Entries provided —
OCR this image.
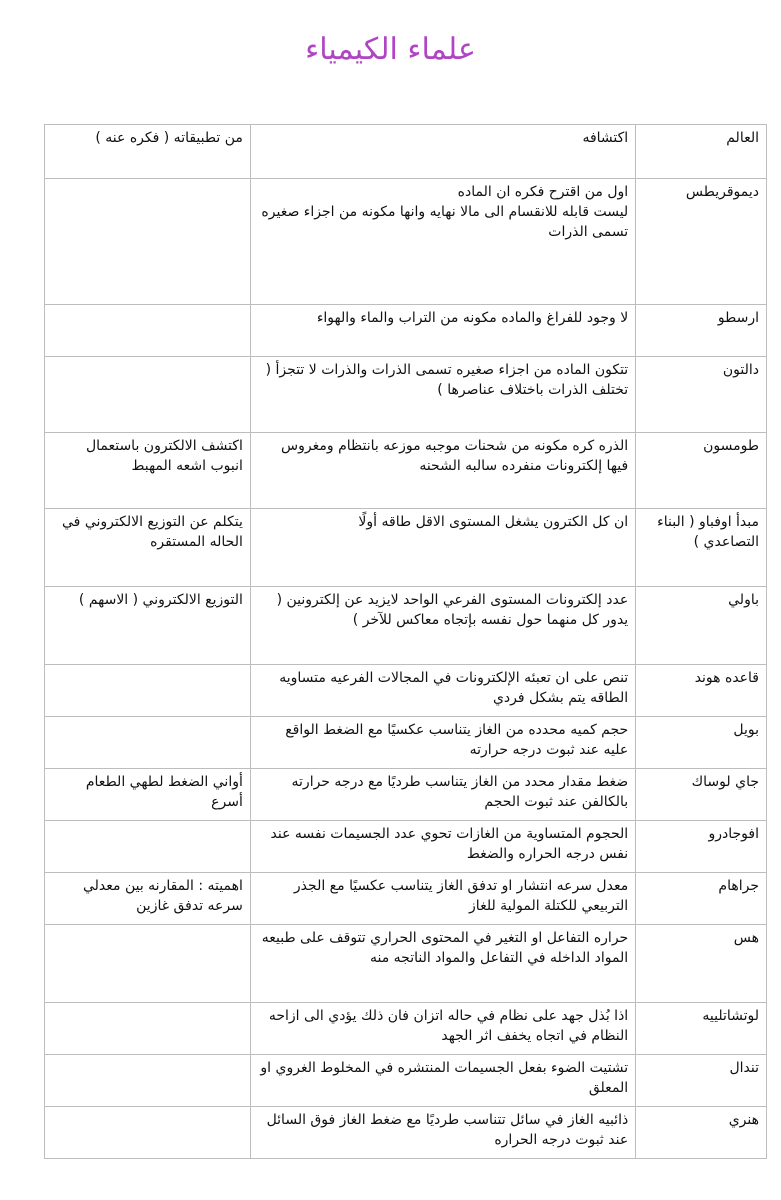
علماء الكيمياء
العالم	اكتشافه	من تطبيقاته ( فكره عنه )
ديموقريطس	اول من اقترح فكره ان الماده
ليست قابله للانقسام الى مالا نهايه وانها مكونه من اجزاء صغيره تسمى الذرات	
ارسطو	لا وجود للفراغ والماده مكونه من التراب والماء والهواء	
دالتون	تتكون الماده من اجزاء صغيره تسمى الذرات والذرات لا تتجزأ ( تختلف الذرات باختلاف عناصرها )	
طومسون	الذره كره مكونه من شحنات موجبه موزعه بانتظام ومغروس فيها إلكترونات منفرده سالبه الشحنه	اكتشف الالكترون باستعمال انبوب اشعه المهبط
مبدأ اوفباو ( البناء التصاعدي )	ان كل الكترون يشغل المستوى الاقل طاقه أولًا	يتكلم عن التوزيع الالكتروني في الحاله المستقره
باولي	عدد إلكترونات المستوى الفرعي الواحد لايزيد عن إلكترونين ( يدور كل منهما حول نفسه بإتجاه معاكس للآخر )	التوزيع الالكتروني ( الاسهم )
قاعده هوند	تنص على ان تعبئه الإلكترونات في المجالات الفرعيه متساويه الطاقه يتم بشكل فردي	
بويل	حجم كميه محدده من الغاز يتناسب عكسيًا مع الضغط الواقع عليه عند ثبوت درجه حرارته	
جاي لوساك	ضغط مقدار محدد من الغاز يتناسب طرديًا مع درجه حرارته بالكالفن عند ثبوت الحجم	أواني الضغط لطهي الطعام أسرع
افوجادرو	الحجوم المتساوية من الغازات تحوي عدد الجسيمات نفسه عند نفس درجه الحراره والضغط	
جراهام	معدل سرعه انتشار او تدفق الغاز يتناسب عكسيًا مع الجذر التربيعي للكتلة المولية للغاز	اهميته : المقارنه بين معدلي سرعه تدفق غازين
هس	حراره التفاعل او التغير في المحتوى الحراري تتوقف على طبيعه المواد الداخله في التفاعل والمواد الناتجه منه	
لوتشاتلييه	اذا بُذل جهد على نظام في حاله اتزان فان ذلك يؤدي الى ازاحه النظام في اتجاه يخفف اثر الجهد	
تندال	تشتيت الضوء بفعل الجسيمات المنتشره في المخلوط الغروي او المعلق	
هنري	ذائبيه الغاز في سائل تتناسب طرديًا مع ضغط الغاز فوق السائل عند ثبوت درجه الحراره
---
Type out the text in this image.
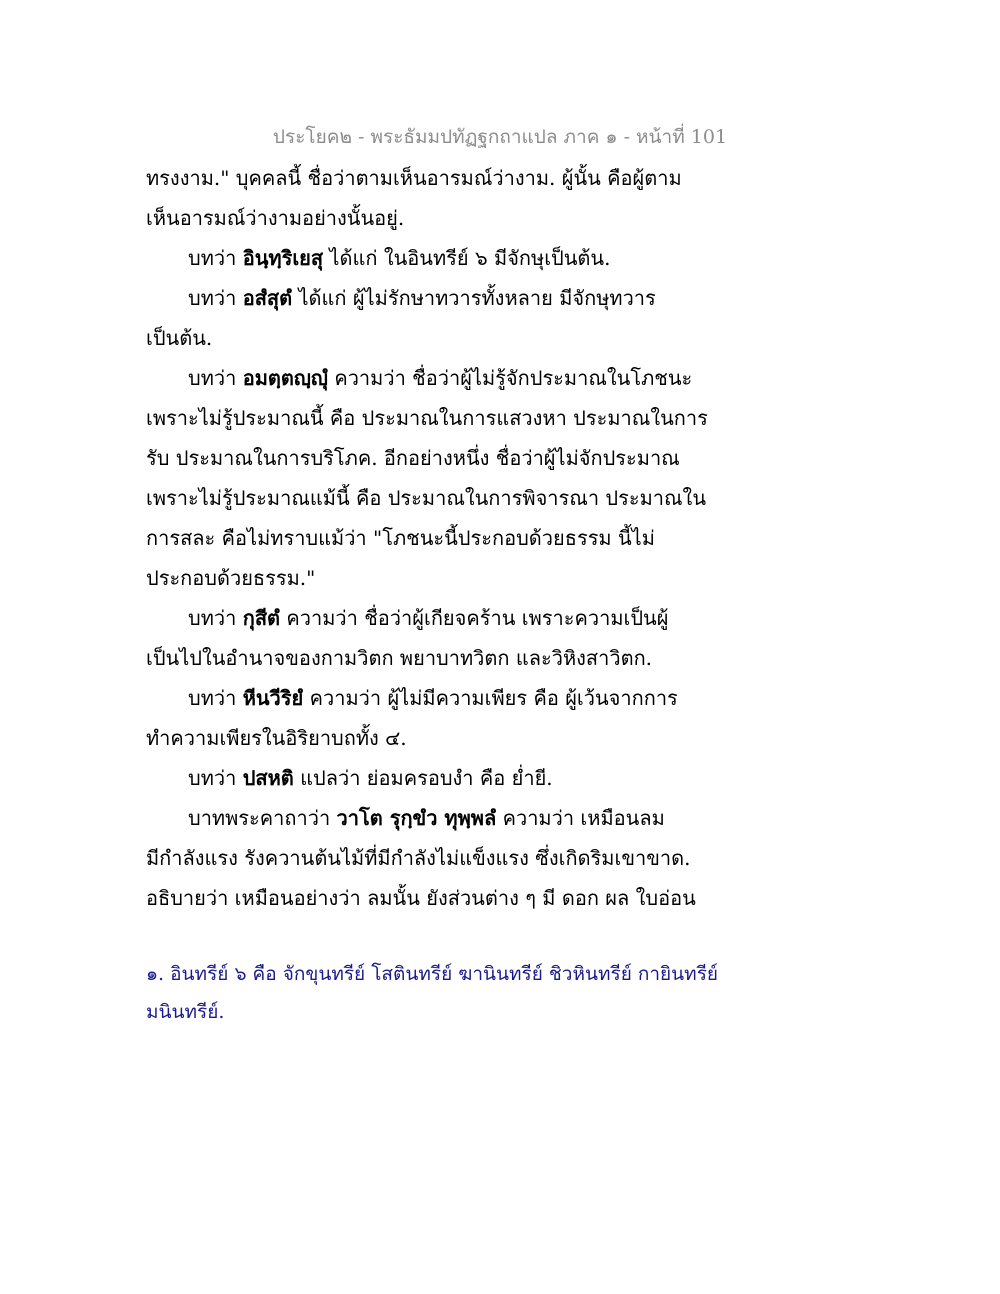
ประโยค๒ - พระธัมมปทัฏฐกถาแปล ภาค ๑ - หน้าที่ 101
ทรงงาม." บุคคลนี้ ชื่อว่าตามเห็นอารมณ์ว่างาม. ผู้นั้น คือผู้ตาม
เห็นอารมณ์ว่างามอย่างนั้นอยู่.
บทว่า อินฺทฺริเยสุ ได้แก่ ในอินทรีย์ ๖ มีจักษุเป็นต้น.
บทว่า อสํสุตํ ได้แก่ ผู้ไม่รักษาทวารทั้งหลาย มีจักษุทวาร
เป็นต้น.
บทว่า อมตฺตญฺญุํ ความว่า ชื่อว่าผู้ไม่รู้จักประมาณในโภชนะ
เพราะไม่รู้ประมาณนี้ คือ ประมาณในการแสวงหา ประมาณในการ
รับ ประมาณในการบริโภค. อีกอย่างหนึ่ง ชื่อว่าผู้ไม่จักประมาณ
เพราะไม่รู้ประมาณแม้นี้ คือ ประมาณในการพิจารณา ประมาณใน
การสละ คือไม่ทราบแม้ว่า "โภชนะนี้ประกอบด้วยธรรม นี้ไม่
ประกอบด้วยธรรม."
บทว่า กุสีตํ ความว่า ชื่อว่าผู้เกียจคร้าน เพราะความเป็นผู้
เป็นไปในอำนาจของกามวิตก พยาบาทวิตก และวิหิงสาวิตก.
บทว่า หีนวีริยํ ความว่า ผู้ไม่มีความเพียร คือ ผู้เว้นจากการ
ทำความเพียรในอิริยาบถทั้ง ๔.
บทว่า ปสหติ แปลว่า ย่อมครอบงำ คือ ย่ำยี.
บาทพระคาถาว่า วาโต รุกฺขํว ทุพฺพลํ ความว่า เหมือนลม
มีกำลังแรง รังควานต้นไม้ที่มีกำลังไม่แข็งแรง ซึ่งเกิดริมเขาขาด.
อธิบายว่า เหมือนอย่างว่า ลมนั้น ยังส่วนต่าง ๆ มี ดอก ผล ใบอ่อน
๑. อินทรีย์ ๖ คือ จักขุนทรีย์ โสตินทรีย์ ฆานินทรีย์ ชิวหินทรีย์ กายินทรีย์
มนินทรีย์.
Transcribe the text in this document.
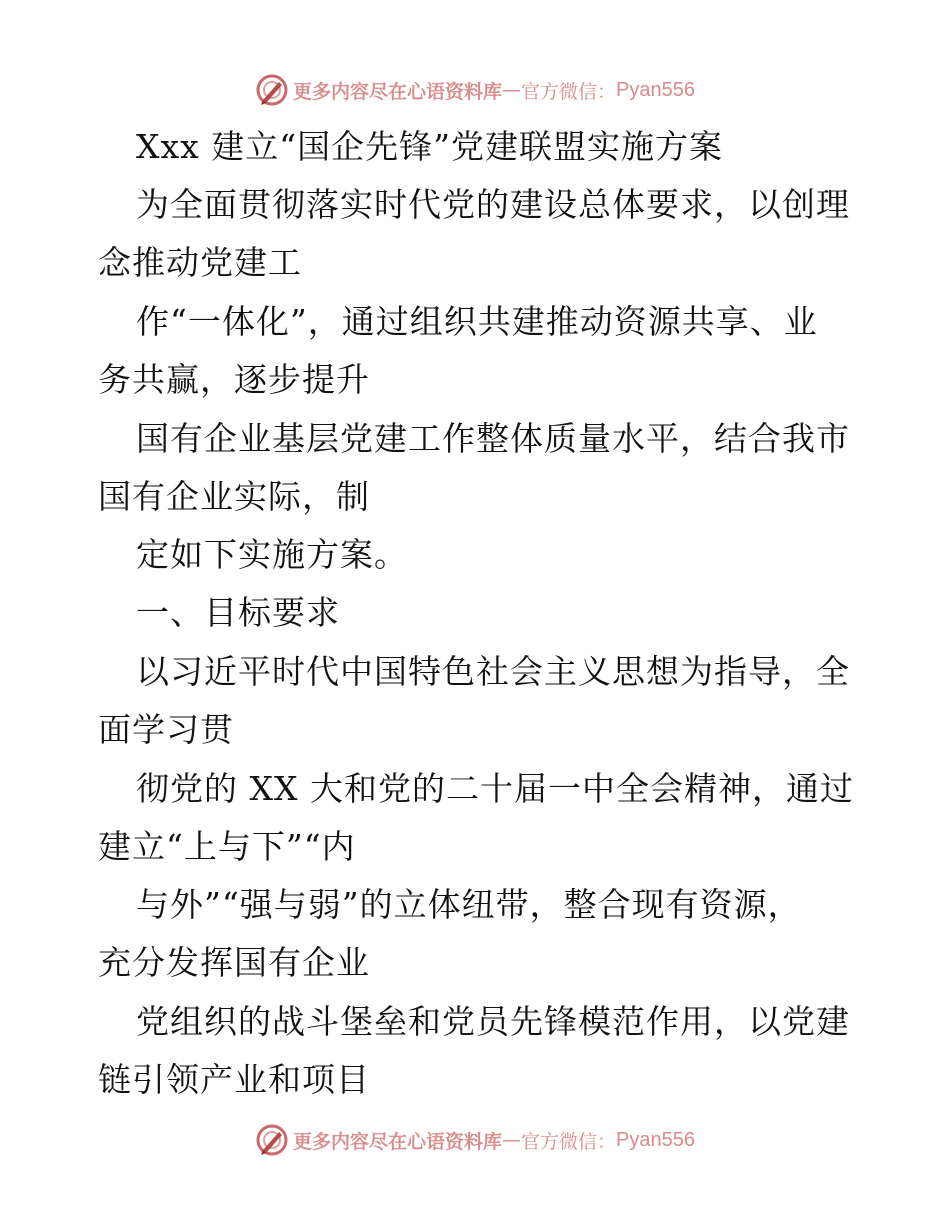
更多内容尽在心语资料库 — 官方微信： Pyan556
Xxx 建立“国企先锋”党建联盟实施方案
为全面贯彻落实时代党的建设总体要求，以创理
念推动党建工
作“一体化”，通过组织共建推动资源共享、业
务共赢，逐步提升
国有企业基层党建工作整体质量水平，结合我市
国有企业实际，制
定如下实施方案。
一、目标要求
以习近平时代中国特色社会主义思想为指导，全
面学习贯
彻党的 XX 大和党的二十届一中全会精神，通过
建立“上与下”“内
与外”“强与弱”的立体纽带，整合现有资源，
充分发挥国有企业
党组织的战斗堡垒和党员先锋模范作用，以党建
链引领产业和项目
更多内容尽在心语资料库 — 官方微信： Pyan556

Aim of the exercise — Look over the listing above. Pick out and copy every line that includes "صغيره".

Reply —
ليست قابله للانقسام الى مالا نهايه وانها مكونه من اجزاء صغيره تسمى الذرات	
دالتون	تتكون الماده من اجزاء صغيره تسمى الذرات والذرات لا تتجزأ ( تختلف الذرات باختلاف عناصرها )	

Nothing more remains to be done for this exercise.